-------- Record excerpts --------

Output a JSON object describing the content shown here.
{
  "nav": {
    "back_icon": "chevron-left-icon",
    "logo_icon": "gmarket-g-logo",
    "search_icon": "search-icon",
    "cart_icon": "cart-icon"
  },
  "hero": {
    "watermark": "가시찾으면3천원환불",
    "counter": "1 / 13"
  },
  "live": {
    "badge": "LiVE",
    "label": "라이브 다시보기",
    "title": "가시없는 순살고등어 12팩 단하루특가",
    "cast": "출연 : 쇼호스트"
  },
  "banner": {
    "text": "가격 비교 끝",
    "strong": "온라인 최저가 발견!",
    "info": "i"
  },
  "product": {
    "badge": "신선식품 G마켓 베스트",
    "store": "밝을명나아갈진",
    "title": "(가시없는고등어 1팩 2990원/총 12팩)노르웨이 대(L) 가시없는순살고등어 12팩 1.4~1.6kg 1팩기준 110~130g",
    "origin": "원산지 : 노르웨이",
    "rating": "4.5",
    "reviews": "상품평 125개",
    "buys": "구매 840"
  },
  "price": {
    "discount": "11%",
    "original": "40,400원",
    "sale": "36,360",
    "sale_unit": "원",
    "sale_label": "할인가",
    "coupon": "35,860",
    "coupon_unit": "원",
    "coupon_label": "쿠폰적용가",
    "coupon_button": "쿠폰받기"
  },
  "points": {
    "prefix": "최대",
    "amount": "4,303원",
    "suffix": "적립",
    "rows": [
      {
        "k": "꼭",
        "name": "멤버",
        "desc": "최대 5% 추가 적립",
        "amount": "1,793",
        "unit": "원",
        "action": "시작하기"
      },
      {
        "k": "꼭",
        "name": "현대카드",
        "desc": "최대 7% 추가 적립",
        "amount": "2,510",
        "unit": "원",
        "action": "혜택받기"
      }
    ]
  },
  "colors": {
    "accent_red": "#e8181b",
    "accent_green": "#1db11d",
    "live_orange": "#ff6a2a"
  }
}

--------

> Task directions
Copy every line in the listing above where the string "amount" turns up.

> Complete response
    "amount": "4,303원",
        "amount": "1,793",
        "amount": "2,510",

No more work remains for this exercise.